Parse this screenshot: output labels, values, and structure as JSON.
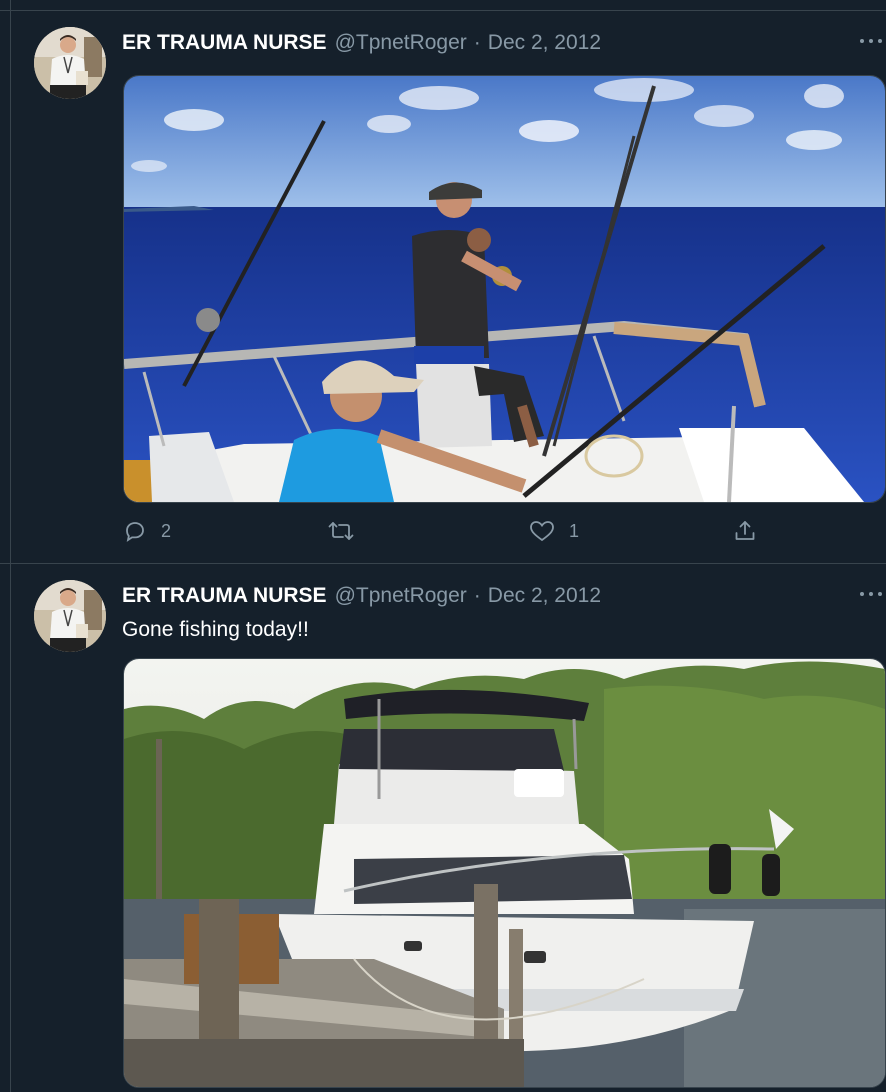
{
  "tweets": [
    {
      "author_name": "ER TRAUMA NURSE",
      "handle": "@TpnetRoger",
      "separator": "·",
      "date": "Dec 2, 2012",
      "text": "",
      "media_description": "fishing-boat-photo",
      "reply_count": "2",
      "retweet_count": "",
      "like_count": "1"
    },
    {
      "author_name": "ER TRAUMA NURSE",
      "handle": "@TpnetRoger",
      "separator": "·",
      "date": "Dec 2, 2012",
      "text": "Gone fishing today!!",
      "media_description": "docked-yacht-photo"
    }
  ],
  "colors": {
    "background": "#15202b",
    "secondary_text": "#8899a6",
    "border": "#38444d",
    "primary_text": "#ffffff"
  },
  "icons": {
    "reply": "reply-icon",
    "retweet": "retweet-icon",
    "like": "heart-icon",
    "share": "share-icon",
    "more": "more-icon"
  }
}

.....

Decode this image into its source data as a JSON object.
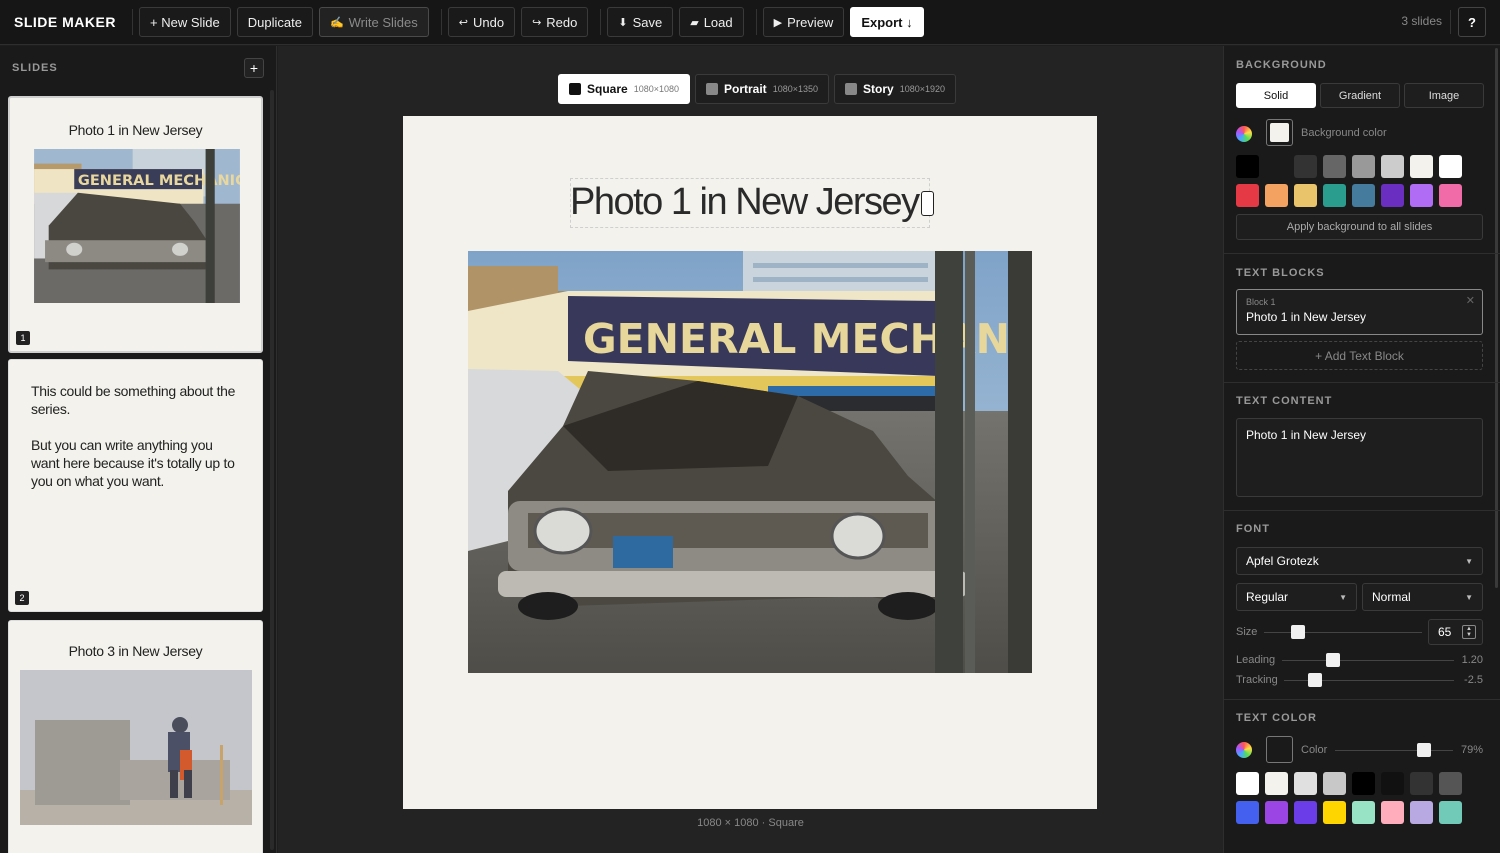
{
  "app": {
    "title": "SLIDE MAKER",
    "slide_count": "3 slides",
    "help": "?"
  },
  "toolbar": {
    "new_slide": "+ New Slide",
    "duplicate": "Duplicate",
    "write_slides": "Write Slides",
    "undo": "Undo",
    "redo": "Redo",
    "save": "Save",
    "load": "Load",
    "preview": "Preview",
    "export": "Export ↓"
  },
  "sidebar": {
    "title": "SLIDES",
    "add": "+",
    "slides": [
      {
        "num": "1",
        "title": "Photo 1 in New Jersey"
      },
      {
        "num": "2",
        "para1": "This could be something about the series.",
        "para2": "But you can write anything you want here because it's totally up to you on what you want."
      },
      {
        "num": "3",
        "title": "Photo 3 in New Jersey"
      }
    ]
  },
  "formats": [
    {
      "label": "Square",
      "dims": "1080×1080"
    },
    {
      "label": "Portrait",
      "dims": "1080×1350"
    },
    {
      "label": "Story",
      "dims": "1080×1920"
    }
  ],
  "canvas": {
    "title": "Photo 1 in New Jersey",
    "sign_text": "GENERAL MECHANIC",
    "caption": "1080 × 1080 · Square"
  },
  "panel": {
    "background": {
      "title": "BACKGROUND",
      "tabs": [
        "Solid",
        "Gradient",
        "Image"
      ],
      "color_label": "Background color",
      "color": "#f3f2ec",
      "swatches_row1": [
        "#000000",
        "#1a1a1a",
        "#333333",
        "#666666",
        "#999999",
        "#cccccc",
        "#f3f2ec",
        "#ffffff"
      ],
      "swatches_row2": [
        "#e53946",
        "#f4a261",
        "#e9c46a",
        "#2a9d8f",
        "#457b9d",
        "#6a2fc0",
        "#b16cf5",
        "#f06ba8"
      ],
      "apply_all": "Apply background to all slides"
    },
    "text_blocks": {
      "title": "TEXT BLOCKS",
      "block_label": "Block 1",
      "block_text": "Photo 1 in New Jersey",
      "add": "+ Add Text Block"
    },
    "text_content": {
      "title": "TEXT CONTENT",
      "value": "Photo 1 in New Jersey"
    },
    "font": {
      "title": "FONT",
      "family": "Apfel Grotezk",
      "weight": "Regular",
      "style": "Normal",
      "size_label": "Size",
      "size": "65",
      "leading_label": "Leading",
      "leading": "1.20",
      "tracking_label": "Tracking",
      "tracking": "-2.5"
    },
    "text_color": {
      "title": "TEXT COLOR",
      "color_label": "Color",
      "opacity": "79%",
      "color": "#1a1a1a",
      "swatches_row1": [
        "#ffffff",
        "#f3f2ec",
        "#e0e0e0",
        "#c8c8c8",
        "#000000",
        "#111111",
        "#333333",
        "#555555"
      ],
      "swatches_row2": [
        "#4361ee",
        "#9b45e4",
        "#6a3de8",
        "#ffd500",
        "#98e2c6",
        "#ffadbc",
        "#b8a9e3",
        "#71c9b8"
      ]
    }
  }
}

.....

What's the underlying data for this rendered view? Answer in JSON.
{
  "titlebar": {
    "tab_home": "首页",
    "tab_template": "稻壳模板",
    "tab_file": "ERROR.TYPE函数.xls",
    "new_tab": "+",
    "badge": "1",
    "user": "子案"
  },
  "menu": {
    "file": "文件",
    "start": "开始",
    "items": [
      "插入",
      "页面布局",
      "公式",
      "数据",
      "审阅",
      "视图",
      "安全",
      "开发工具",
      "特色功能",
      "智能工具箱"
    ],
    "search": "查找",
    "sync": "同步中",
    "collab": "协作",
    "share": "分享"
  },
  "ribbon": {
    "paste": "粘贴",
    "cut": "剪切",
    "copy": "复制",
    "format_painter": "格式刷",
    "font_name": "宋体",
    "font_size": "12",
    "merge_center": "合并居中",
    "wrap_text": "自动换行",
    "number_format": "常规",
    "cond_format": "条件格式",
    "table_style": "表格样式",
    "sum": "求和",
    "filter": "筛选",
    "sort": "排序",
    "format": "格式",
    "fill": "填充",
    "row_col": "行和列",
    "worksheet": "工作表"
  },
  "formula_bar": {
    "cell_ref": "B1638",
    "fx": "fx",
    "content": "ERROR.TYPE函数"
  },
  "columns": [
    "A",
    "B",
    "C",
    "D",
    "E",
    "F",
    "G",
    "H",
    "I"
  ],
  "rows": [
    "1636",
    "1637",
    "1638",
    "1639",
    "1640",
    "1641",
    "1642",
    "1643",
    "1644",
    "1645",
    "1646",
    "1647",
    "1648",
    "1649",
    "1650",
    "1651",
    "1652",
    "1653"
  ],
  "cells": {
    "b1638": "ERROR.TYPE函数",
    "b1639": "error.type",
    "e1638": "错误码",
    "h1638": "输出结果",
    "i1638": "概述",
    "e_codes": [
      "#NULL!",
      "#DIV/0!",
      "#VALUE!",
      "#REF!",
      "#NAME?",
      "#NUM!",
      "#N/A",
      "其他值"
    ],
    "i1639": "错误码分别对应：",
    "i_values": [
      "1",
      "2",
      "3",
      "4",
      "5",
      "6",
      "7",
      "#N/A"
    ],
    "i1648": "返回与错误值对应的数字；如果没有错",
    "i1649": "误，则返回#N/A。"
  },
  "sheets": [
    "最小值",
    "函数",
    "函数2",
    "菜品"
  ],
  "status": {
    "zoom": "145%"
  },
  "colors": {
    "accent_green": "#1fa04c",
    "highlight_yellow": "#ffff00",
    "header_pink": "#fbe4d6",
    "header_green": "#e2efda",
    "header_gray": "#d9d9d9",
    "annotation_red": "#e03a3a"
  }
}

.....

» GIVEN PROBLEM:
Only lines with the string "Jersey" belong in your answer; copy each one.

» OUTPUT FOR THIS TASK:
        "title": "Photo 1 in New Jersey"
        "title": "Photo 3 in New Jersey"
    "title": "Photo 1 in New Jersey",
      "block_text": "Photo 1 in New Jersey",
      "value": "Photo 1 in New Jersey"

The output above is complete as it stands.